┌─ RECORDED INFORMATION

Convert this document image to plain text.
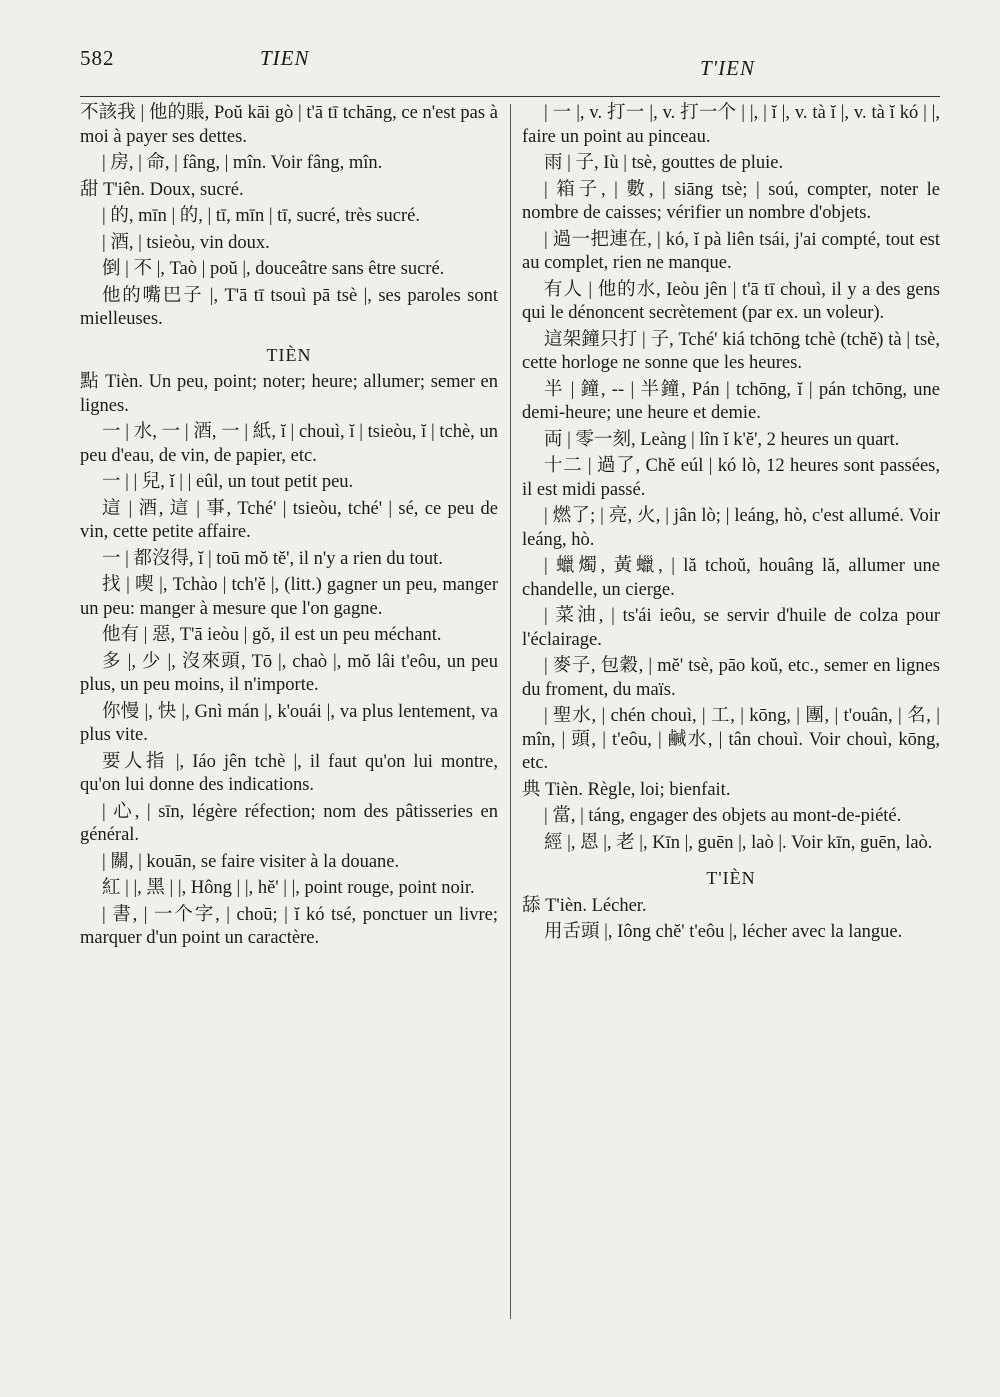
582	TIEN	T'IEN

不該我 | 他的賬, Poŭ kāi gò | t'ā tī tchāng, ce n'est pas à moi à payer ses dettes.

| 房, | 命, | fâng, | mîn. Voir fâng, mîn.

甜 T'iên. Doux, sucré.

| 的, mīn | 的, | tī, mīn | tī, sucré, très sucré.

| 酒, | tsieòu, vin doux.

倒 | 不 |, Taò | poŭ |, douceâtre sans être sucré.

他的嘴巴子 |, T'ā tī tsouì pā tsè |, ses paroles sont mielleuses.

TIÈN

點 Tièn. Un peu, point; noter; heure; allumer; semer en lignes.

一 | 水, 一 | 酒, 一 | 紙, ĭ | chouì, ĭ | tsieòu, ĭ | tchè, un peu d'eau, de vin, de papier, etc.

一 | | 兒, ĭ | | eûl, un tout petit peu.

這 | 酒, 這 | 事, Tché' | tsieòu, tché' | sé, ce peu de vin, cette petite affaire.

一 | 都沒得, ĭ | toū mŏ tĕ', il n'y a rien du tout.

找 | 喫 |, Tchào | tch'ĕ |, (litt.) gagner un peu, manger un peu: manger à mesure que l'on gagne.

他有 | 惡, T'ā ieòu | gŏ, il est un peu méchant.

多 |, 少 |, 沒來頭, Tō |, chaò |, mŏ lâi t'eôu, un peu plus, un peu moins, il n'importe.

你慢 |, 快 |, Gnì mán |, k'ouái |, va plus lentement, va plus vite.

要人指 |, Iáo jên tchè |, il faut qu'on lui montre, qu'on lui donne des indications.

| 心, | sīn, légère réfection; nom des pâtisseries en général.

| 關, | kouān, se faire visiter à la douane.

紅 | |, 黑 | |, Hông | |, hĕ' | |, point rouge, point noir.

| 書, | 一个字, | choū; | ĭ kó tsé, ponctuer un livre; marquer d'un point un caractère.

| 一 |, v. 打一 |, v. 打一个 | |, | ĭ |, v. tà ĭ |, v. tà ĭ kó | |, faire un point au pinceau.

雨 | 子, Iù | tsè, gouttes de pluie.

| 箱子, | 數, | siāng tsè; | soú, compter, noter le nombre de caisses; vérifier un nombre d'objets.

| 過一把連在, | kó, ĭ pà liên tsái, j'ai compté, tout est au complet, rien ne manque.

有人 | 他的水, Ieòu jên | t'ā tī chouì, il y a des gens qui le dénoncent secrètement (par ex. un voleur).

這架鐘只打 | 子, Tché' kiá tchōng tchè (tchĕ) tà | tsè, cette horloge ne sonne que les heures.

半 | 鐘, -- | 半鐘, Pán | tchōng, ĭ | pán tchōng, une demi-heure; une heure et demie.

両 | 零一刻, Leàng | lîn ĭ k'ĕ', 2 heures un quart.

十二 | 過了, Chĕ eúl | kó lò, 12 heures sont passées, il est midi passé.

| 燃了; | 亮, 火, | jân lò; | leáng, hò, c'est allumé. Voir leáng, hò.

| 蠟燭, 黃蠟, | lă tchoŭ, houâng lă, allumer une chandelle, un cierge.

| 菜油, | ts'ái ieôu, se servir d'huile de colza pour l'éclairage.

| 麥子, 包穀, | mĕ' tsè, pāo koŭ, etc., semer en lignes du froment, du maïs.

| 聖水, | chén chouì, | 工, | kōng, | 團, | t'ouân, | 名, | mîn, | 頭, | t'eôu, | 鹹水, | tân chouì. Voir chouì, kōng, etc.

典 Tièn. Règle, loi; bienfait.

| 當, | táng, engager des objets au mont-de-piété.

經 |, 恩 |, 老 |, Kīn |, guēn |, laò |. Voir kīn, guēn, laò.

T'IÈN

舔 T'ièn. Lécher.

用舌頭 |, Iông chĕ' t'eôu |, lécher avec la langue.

└─

What you return should match the records above word for word, minus the pictures.

Convert this document image to plain text.
582	TIEN	T'IEN

不該我 | 他的賬, Poŭ kāi gò | t'ā tī tchāng, ce n'est pas à moi à payer ses dettes.

| 房, | 命, | fâng, | mîn. Voir fâng, mîn.

甜 T'iên. Doux, sucré.

| 的, mīn | 的, | tī, mīn | tī, sucré, très sucré.

| 酒, | tsieòu, vin doux.

倒 | 不 |, Taò | poŭ |, douceâtre sans être sucré.

他的嘴巴子 |, T'ā tī tsouì pā tsè |, ses paroles sont mielleuses.

TIÈN

點 Tièn. Un peu, point; noter; heure; allumer; semer en lignes.

一 | 水, 一 | 酒, 一 | 紙, ĭ | chouì, ĭ | tsieòu, ĭ | tchè, un peu d'eau, de vin, de papier, etc.

一 | | 兒, ĭ | | eûl, un tout petit peu.

這 | 酒, 這 | 事, Tché' | tsieòu, tché' | sé, ce peu de vin, cette petite affaire.

一 | 都沒得, ĭ | toū mŏ tĕ', il n'y a rien du tout.

找 | 喫 |, Tchào | tch'ĕ |, (litt.) gagner un peu, manger un peu: manger à mesure que l'on gagne.

他有 | 惡, T'ā ieòu | gŏ, il est un peu méchant.

多 |, 少 |, 沒來頭, Tō |, chaò |, mŏ lâi t'eôu, un peu plus, un peu moins, il n'importe.

你慢 |, 快 |, Gnì mán |, k'ouái |, va plus lentement, va plus vite.

要人指 |, Iáo jên tchè |, il faut qu'on lui montre, qu'on lui donne des indications.

| 心, | sīn, légère réfection; nom des pâtisseries en général.

| 關, | kouān, se faire visiter à la douane.

紅 | |, 黑 | |, Hông | |, hĕ' | |, point rouge, point noir.

| 書, | 一个字, | choū; | ĭ kó tsé, ponctuer un livre; marquer d'un point un caractère.

| 一 |, v. 打一 |, v. 打一个 | |, | ĭ |, v. tà ĭ |, v. tà ĭ kó | |, faire un point au pinceau.

雨 | 子, Iù | tsè, gouttes de pluie.

| 箱子, | 數, | siāng tsè; | soú, compter, noter le nombre de caisses; vérifier un nombre d'objets.

| 過一把連在, | kó, ĭ pà liên tsái, j'ai compté, tout est au complet, rien ne manque.

有人 | 他的水, Ieòu jên | t'ā tī chouì, il y a des gens qui le dénoncent secrètement (par ex. un voleur).

這架鐘只打 | 子, Tché' kiá tchōng tchè (tchĕ) tà | tsè, cette horloge ne sonne que les heures.

半 | 鐘, -- | 半鐘, Pán | tchōng, ĭ | pán tchōng, une demi-heure; une heure et demie.

両 | 零一刻, Leàng | lîn ĭ k'ĕ', 2 heures un quart.

十二 | 過了, Chĕ eúl | kó lò, 12 heures sont passées, il est midi passé.

| 燃了; | 亮, 火, | jân lò; | leáng, hò, c'est allumé. Voir leáng, hò.

| 蠟燭, 黃蠟, | lă tchoŭ, houâng lă, allumer une chandelle, un cierge.

| 菜油, | ts'ái ieôu, se servir d'huile de colza pour l'éclairage.

| 麥子, 包穀, | mĕ' tsè, pāo koŭ, etc., semer en lignes du froment, du maïs.

| 聖水, | chén chouì, | 工, | kōng, | 團, | t'ouân, | 名, | mîn, | 頭, | t'eôu, | 鹹水, | tân chouì. Voir chouì, kōng, etc.

典 Tièn. Règle, loi; bienfait.

| 當, | táng, engager des objets au mont-de-piété.

經 |, 恩 |, 老 |, Kīn |, guēn |, laò |. Voir kīn, guēn, laò.

T'IÈN

舔 T'ièn. Lécher.

用舌頭 |, Iông chĕ' t'eôu |, lécher avec la langue.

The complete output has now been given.